▶ **Task description**: Determine how many lines of this material contain "electroni". Give only the number.

======== The records

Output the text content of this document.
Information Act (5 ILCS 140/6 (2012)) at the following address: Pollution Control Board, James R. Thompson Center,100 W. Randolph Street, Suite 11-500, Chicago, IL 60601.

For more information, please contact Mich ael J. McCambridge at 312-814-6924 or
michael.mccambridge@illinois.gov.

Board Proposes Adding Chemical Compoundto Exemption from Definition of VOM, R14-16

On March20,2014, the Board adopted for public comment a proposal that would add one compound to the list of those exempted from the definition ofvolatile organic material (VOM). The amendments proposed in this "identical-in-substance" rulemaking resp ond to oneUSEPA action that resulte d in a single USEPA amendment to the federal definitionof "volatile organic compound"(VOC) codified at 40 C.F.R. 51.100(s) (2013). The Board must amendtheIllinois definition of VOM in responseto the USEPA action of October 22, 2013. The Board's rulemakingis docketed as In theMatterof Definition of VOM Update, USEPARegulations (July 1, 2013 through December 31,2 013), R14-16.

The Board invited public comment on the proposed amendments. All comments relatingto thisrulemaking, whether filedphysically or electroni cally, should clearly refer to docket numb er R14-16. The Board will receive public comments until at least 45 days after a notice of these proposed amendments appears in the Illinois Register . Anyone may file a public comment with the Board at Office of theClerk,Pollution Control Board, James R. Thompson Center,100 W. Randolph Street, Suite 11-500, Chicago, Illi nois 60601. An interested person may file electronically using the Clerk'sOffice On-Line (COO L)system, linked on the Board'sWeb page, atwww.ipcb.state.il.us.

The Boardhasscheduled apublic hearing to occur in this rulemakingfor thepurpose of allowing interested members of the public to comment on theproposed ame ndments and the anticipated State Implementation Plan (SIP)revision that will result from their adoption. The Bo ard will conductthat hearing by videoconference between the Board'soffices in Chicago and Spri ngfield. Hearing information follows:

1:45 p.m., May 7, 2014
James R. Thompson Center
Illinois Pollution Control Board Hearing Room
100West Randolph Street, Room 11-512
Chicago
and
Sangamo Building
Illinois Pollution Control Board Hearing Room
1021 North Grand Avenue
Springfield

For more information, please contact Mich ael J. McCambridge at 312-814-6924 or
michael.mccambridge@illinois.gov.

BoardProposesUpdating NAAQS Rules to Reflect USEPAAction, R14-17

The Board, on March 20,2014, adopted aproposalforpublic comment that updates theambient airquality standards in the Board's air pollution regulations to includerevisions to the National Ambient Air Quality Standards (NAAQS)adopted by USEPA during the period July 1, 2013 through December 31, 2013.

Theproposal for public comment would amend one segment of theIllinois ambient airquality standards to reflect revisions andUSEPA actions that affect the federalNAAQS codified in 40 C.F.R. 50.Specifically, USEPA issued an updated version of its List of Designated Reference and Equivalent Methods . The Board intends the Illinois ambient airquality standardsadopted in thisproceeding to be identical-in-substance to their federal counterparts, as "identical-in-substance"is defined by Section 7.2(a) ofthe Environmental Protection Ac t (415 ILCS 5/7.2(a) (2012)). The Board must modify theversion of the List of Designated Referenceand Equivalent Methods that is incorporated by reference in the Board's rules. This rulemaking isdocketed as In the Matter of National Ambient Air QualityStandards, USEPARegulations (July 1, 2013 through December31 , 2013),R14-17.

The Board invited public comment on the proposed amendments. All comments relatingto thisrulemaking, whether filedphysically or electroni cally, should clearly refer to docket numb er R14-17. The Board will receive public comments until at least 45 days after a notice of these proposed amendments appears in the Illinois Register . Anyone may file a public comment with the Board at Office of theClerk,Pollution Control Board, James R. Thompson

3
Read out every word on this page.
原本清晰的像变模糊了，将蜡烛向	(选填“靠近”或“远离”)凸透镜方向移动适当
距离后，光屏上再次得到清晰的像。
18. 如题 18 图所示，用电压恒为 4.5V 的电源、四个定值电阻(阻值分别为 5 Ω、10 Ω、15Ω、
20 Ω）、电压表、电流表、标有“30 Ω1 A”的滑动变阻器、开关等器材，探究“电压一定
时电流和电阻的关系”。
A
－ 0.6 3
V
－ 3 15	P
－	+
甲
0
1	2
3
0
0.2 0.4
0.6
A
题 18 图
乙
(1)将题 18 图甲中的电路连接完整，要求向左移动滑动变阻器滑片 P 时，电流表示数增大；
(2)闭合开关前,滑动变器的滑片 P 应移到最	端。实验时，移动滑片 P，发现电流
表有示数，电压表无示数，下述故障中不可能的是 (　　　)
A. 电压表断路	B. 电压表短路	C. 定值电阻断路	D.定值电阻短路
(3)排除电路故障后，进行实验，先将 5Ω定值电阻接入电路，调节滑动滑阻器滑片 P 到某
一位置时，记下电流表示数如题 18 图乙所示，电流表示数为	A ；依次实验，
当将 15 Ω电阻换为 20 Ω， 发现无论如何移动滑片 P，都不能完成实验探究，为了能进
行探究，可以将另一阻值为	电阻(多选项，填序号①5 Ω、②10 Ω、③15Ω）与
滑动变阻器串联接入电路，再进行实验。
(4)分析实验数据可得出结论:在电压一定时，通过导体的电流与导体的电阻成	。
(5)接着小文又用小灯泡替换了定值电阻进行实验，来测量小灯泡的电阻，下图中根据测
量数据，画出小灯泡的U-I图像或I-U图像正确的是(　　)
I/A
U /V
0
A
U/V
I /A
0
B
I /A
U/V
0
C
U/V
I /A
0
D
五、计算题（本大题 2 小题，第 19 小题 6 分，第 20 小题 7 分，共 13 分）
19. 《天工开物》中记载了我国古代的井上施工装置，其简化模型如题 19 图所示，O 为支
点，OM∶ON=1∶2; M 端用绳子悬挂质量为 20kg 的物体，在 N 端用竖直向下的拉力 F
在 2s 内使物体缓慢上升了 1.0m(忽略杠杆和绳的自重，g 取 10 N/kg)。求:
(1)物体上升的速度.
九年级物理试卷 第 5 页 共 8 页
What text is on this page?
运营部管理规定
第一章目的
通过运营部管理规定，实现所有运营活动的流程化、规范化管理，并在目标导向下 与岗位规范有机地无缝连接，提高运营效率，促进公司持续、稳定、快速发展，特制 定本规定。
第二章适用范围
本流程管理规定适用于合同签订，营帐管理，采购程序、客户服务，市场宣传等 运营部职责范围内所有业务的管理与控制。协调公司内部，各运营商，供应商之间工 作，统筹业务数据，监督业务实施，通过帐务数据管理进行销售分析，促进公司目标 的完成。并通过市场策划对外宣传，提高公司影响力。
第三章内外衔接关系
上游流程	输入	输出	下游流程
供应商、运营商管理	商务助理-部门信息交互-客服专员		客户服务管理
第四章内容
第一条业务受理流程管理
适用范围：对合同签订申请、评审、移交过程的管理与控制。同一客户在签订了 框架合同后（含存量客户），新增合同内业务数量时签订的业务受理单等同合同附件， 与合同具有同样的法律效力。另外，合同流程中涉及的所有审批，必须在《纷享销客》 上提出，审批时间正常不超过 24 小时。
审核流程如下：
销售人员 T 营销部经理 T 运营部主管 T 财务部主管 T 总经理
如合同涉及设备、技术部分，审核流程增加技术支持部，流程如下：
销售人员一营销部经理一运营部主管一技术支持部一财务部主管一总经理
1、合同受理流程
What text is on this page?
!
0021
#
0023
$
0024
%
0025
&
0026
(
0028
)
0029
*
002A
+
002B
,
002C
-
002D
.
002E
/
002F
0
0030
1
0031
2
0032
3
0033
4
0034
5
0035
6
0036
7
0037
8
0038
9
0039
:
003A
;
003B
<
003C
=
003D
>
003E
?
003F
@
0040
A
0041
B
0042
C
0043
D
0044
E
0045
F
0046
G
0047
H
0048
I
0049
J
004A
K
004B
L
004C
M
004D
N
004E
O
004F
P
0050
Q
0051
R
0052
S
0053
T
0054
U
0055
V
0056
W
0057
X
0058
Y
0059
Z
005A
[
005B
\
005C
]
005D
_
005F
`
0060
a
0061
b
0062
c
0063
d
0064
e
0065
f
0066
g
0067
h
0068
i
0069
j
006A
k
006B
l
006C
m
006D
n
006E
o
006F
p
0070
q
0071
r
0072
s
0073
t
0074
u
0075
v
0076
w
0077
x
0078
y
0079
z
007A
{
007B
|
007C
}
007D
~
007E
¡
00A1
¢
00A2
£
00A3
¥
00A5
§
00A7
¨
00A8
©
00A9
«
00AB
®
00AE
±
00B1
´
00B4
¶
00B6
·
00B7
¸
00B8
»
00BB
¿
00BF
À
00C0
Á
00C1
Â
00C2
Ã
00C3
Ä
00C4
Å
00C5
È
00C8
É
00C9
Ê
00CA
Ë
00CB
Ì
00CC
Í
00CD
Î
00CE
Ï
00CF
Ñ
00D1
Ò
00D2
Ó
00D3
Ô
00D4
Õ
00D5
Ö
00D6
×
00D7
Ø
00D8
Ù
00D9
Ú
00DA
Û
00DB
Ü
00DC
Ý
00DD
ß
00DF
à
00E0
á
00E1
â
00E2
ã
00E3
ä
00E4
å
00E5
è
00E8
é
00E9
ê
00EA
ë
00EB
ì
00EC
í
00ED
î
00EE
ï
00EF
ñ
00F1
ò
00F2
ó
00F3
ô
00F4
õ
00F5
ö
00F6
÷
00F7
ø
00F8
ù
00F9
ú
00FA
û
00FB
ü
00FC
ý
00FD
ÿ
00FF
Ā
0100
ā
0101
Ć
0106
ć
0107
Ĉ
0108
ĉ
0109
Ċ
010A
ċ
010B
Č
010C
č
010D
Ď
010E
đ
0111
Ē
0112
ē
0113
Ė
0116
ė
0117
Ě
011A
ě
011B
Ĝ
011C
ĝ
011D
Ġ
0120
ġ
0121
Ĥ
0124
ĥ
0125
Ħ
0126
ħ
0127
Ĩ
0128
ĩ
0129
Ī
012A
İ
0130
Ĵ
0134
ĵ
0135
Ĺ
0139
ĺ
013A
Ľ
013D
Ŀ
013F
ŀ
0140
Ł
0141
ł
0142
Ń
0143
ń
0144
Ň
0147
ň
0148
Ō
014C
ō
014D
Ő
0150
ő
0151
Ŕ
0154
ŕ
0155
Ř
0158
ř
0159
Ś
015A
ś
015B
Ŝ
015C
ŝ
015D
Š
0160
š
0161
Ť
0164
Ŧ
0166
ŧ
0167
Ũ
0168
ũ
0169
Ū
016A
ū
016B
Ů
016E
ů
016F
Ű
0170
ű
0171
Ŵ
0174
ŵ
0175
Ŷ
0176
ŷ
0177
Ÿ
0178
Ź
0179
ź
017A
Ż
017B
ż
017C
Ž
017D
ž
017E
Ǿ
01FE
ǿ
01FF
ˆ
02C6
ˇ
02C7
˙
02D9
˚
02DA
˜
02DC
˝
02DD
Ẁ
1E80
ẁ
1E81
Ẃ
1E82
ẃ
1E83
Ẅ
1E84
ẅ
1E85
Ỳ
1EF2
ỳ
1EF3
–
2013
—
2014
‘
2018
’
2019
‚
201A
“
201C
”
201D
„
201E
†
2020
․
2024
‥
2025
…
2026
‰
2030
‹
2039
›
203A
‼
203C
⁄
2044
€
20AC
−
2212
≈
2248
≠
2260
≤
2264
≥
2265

================

▶ **Full answer**: 2